-- The exercise --
Pick out all lines with the word "group" from the records that follow.

-- Material supplied --

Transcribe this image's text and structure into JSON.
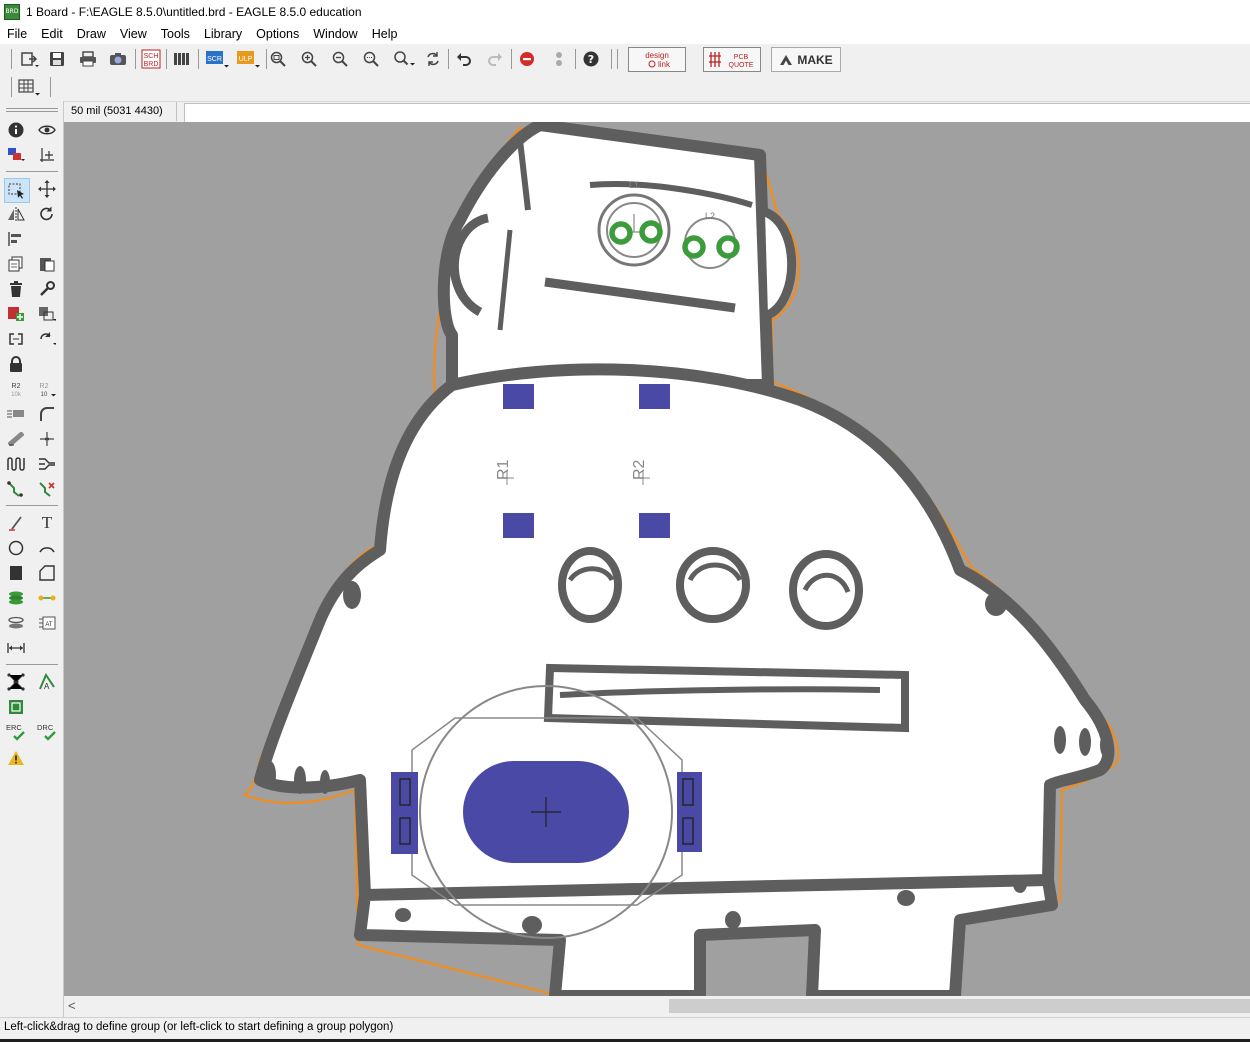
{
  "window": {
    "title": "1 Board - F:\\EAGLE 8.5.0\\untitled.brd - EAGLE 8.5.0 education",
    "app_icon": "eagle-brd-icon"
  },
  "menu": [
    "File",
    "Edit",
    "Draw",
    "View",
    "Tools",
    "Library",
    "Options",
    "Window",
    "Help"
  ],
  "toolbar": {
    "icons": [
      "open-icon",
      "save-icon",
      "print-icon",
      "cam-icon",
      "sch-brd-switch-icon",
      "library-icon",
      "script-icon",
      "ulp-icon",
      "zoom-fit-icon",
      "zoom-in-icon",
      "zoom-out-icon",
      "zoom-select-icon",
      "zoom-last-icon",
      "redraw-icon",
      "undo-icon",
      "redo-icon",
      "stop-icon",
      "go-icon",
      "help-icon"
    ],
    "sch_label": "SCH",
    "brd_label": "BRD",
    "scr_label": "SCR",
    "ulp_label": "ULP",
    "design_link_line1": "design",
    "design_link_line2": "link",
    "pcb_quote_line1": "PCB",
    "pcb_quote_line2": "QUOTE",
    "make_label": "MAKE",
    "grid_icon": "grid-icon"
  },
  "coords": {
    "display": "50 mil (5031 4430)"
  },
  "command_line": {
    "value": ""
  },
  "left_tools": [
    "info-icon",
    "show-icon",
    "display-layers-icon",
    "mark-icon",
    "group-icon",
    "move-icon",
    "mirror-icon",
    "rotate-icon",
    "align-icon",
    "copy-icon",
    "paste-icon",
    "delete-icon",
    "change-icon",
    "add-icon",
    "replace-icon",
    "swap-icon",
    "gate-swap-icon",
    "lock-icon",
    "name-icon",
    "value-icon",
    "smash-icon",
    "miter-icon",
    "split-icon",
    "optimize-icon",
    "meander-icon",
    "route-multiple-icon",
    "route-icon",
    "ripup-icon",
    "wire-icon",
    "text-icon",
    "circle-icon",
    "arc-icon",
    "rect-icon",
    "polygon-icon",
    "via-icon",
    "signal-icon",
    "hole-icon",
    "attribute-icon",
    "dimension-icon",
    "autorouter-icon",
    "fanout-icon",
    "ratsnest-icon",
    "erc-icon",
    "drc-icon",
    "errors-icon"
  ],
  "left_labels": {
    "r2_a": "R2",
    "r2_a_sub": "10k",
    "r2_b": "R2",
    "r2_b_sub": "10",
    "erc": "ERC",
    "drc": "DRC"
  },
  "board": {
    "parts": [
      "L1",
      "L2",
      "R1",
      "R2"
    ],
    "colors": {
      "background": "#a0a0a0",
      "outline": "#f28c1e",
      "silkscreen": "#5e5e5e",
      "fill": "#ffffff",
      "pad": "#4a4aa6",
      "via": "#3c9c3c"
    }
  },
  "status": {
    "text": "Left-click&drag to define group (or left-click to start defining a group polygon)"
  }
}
...
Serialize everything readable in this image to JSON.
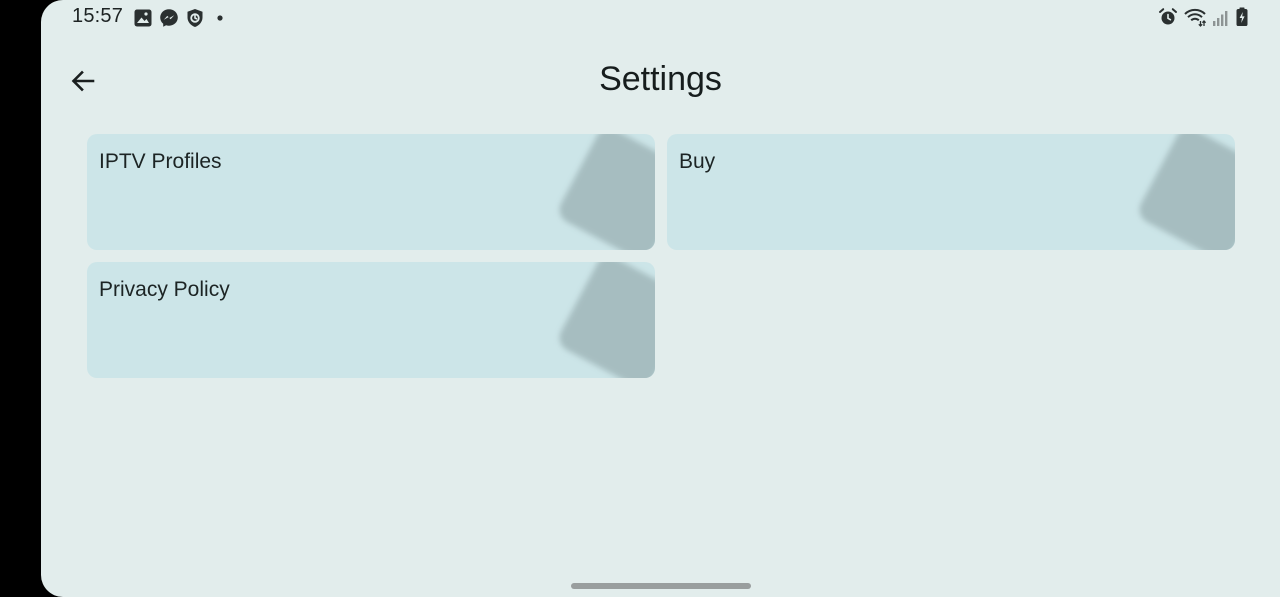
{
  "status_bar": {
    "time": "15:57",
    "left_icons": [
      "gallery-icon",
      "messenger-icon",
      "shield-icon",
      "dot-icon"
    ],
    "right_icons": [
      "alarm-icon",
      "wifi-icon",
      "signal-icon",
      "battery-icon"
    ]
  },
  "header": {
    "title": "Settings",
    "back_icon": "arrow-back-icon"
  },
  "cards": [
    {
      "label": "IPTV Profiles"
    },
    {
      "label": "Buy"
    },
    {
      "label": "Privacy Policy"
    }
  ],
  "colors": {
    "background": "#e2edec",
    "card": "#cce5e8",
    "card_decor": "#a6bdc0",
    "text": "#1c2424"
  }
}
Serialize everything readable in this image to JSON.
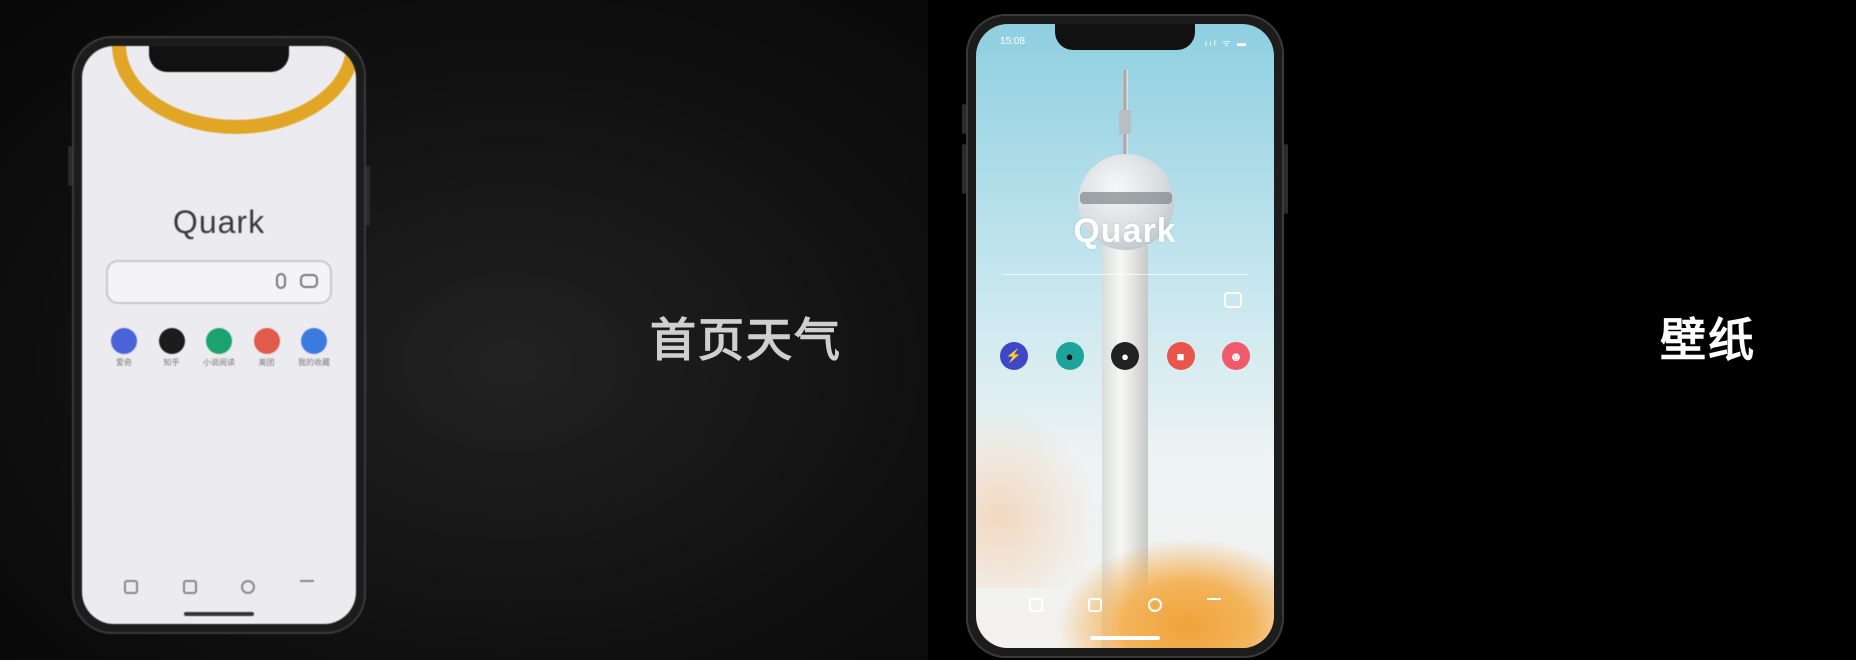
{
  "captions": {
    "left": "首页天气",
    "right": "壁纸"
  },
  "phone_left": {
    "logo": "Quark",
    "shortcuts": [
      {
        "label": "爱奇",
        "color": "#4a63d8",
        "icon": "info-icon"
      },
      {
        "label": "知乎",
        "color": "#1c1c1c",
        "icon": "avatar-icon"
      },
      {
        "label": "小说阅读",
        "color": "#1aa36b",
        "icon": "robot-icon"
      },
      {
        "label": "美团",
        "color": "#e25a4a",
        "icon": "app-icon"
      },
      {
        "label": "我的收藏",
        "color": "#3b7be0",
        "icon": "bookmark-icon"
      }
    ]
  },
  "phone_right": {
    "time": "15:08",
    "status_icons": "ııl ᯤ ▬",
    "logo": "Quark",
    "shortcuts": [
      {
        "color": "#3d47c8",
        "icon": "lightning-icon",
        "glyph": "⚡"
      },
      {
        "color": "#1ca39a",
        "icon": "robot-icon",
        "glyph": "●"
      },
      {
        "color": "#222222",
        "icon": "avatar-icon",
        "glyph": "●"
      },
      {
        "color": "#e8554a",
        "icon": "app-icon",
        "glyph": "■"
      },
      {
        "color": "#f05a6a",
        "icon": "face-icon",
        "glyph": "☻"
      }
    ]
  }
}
* * *
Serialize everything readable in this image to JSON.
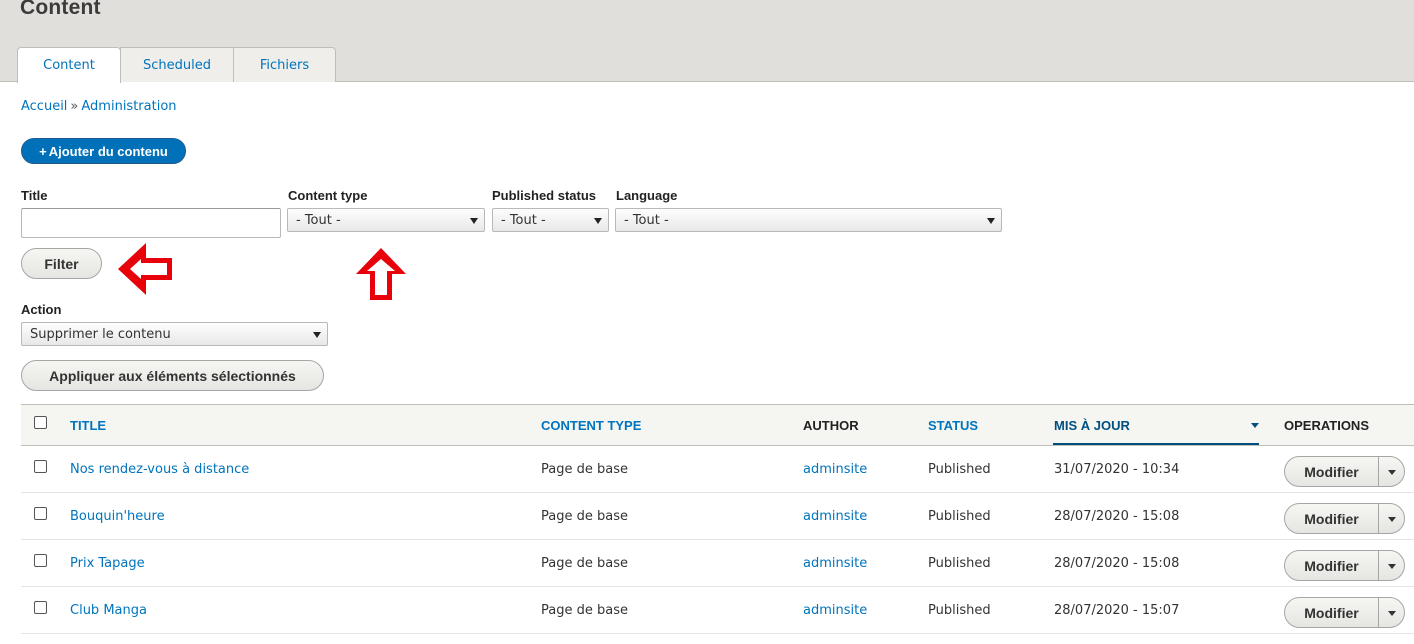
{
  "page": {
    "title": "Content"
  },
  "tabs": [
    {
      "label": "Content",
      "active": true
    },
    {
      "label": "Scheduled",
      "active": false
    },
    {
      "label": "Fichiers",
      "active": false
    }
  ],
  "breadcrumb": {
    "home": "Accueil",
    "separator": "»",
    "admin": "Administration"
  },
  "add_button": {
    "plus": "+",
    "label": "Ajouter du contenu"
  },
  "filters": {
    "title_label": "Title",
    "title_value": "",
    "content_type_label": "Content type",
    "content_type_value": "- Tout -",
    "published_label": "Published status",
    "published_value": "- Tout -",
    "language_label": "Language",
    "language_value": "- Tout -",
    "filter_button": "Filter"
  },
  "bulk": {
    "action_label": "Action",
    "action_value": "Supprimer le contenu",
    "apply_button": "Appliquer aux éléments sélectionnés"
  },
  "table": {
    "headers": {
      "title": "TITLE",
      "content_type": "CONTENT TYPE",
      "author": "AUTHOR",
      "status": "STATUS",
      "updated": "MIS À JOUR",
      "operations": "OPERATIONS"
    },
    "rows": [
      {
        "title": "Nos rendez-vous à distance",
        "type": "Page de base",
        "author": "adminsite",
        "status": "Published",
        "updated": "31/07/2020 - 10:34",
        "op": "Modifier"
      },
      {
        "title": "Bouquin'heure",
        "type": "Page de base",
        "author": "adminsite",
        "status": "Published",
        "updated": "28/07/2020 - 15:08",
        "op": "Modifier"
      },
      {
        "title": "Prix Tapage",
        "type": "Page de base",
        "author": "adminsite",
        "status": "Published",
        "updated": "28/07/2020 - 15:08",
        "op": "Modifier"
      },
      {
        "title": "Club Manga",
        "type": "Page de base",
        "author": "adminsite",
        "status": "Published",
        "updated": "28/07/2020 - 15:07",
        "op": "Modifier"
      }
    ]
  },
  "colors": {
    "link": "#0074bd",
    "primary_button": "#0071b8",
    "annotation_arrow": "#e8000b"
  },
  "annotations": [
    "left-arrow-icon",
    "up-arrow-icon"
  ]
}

-- Written reply --
    "group-icon",
    "text": "Left-click&drag to define group (or left-click to start defining a group polygon)"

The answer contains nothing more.